Find all lines in the listing that include the word "ylabel", then copy them.

*** Input material

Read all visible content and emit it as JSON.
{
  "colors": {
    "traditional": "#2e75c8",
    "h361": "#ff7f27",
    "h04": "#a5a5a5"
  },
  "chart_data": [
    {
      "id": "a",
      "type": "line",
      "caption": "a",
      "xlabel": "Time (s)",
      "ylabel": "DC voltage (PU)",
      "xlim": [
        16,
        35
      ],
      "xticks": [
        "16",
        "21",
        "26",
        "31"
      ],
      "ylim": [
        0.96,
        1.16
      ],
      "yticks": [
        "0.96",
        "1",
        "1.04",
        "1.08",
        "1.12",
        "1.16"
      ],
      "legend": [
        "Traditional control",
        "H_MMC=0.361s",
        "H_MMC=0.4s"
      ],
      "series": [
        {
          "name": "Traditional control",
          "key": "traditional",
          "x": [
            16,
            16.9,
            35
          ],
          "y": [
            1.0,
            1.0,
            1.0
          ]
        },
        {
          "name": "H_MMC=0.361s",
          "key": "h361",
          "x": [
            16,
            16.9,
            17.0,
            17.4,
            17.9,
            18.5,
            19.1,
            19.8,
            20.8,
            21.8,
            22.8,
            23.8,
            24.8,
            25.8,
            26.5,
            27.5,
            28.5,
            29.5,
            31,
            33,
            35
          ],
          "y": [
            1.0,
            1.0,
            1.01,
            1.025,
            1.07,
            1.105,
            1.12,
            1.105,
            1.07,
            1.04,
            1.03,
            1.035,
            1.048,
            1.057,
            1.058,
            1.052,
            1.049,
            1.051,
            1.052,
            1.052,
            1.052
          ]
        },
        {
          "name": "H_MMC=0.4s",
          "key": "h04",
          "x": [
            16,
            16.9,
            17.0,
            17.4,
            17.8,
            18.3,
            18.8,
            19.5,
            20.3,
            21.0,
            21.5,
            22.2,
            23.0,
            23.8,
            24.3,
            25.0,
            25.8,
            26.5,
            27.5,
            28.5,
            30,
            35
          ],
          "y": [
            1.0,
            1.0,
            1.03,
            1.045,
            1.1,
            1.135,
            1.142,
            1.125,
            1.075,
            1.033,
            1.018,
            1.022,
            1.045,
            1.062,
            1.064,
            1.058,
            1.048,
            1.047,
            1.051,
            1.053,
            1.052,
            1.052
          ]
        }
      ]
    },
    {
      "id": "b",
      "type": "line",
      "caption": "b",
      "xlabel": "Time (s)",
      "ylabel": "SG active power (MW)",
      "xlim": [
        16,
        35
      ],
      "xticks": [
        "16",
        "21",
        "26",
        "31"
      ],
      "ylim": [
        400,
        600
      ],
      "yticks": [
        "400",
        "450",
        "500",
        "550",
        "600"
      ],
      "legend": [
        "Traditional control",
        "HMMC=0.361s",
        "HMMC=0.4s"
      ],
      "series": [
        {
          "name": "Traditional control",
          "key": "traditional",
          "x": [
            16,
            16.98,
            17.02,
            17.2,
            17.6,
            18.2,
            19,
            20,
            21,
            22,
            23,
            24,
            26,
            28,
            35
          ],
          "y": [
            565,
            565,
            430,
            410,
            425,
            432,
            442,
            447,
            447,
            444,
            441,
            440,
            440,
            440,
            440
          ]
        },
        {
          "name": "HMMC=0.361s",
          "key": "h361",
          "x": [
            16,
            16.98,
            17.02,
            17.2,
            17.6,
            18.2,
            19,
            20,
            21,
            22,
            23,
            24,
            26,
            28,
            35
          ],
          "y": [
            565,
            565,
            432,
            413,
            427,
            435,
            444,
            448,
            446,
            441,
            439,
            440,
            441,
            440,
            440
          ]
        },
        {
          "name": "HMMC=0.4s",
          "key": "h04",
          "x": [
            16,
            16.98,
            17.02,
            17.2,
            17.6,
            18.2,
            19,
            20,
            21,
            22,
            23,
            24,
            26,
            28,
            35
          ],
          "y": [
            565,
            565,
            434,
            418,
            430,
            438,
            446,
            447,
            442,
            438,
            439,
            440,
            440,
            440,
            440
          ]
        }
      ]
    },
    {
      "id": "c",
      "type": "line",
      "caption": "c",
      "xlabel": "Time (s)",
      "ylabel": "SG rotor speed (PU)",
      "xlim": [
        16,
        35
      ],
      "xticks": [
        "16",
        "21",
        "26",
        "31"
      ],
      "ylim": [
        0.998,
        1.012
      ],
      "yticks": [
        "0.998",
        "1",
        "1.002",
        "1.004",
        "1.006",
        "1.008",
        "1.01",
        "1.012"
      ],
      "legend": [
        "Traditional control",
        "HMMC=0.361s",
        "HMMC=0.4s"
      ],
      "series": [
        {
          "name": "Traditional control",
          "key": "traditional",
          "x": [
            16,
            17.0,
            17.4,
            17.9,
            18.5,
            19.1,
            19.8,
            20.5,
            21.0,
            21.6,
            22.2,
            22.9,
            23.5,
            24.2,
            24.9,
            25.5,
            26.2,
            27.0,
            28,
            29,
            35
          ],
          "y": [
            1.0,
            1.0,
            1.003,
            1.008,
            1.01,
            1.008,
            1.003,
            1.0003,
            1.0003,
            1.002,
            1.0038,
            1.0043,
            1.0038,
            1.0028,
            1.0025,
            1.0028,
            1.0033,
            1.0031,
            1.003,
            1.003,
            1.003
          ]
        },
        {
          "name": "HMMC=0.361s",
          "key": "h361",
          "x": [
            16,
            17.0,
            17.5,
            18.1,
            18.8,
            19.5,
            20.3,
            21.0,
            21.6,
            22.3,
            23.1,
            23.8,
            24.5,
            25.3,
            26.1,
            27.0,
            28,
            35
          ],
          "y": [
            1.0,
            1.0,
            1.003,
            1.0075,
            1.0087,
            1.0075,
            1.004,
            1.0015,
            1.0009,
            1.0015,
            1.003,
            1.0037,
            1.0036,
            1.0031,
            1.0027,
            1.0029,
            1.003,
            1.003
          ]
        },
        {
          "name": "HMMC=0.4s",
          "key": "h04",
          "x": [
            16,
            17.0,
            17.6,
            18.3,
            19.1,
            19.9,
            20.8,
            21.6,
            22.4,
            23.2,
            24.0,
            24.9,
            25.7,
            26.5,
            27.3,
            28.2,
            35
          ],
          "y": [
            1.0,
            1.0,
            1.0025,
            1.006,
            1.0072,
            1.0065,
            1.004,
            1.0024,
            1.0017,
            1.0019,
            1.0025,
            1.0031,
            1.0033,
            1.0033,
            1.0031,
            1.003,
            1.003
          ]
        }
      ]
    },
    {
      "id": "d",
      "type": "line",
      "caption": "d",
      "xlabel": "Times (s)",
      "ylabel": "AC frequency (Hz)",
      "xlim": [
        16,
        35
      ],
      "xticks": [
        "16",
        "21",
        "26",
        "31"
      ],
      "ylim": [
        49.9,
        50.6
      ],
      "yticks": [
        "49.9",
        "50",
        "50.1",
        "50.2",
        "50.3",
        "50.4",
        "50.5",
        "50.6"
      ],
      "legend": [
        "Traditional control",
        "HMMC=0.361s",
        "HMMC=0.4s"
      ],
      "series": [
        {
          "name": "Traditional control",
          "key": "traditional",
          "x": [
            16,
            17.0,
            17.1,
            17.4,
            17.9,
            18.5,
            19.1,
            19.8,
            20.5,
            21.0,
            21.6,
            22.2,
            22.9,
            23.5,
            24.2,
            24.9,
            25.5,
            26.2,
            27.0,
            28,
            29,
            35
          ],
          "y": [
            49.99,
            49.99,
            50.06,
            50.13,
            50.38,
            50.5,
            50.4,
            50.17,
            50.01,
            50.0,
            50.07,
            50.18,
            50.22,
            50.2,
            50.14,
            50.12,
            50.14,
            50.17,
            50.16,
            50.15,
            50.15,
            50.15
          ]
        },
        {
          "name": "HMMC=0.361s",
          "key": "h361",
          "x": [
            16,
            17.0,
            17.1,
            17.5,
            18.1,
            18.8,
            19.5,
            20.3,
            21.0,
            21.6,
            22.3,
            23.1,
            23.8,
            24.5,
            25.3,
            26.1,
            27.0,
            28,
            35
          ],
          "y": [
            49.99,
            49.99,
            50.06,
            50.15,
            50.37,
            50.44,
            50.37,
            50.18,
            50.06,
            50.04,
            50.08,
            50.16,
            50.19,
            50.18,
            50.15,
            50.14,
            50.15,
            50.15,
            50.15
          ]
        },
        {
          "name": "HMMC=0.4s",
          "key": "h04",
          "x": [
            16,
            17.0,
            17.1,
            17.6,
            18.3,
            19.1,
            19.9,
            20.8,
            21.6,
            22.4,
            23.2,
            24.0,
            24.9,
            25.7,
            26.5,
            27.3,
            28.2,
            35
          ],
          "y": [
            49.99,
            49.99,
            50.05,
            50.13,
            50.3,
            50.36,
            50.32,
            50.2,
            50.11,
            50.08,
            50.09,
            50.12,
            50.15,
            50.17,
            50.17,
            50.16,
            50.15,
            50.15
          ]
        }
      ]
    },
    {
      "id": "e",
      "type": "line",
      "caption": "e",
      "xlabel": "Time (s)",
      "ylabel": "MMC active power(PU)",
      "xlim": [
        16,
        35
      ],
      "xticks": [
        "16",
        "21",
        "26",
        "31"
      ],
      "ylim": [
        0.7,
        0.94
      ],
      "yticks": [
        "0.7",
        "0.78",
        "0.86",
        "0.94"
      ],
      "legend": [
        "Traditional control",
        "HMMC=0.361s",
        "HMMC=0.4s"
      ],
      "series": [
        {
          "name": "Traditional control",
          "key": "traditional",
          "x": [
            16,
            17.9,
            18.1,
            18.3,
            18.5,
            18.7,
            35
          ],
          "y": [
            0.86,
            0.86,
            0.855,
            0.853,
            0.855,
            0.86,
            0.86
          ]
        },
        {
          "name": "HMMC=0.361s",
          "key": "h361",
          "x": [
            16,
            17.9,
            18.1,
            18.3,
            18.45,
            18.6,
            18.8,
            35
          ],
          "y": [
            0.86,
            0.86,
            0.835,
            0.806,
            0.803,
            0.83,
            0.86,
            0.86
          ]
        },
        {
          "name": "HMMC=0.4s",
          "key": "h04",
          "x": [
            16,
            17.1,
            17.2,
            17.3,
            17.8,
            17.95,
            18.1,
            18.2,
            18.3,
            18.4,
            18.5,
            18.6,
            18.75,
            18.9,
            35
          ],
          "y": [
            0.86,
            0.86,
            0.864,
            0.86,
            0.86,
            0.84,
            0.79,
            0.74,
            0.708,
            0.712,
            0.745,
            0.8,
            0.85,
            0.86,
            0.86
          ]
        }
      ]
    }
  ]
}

******

### Problem solution
      "ylabel": "DC voltage (PU)",
      "ylabel": "SG active power (MW)",
      "ylabel": "SG rotor speed (PU)",
      "ylabel": "AC frequency (Hz)",
      "ylabel": "MMC active power(PU)",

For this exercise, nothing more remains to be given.